* _Task data_
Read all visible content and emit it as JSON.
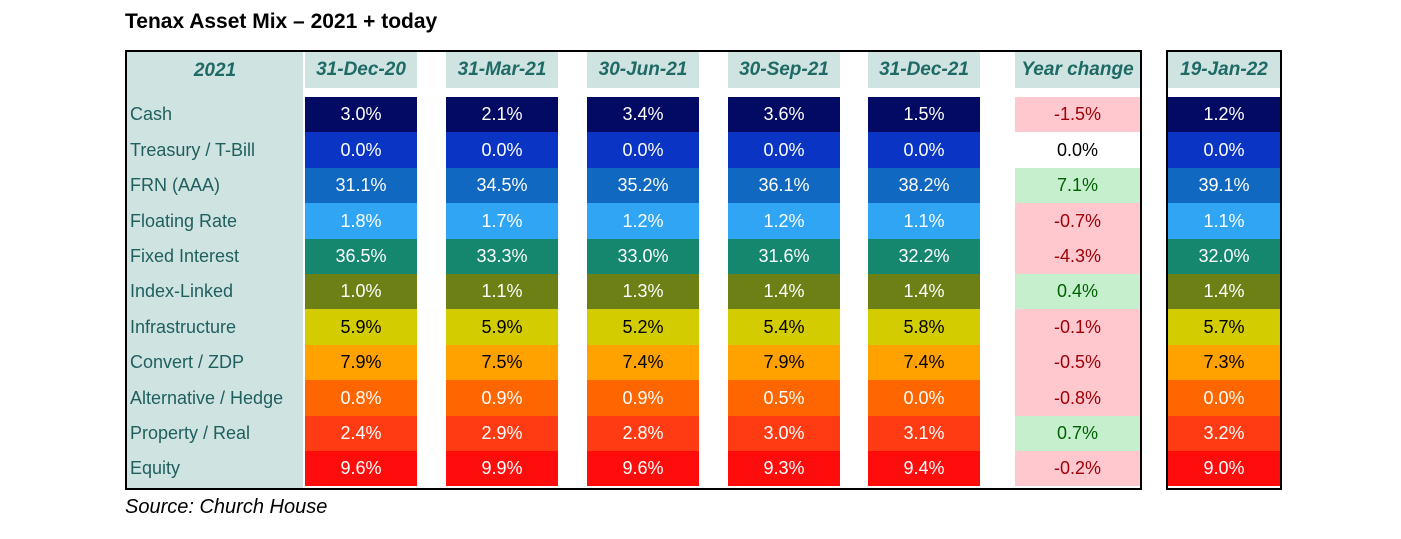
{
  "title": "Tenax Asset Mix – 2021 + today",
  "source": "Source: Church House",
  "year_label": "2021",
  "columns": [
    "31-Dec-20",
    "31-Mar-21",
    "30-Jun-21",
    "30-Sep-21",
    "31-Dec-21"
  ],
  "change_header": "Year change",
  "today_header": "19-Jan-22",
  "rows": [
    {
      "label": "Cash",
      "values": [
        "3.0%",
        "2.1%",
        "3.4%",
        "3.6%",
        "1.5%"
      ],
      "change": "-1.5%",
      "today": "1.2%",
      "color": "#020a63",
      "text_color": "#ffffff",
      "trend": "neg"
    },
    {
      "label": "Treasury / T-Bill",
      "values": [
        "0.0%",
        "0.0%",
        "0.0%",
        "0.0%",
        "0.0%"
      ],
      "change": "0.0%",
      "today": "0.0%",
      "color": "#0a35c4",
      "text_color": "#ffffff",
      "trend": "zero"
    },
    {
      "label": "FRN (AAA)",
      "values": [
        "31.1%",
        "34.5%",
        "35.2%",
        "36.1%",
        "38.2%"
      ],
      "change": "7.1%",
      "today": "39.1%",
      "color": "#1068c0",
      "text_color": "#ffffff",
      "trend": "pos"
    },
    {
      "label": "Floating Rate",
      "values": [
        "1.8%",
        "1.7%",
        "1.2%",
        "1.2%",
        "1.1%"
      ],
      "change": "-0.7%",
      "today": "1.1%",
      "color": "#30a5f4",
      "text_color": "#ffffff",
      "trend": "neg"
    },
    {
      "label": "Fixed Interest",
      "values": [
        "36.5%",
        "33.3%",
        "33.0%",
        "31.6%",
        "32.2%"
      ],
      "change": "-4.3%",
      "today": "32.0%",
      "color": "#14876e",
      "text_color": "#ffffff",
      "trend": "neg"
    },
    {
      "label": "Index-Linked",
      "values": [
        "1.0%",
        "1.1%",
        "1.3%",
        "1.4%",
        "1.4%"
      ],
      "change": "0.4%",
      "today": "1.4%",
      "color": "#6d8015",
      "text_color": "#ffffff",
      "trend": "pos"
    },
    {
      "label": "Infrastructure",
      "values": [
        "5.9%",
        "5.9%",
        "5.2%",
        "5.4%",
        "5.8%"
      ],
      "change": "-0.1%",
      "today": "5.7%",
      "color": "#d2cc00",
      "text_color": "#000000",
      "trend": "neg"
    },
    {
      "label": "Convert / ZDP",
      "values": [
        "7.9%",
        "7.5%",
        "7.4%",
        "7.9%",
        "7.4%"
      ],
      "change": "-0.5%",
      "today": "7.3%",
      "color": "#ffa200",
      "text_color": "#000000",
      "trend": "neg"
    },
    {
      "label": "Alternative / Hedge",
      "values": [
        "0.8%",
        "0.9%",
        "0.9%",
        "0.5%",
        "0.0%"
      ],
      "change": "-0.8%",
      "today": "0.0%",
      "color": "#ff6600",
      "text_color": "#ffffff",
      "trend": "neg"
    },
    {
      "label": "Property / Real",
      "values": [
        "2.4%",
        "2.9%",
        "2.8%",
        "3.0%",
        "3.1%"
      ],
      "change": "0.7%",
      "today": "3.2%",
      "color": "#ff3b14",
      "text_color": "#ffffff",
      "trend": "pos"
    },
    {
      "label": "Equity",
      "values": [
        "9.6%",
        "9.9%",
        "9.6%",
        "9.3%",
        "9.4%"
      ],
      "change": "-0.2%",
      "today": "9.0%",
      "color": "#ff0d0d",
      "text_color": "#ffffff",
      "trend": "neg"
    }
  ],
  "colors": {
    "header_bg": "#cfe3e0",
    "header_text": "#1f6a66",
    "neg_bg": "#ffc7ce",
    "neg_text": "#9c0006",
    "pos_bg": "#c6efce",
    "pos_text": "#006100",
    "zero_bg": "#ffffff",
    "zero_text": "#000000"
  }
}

* * *

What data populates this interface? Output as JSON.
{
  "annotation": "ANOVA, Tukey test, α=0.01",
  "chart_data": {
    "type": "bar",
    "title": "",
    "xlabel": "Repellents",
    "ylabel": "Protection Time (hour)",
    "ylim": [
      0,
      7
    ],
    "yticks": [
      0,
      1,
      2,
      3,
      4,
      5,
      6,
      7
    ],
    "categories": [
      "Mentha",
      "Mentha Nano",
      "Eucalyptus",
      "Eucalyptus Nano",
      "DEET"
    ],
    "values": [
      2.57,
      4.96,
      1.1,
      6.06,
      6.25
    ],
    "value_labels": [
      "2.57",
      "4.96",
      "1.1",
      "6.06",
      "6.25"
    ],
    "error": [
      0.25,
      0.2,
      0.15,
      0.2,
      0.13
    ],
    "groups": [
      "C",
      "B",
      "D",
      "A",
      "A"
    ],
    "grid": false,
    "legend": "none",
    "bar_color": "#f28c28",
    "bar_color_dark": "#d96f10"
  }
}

* _What you should do_
Considering only the records above, state the number of lines that include the word "title", with nothing added.

* _Exercise response_
2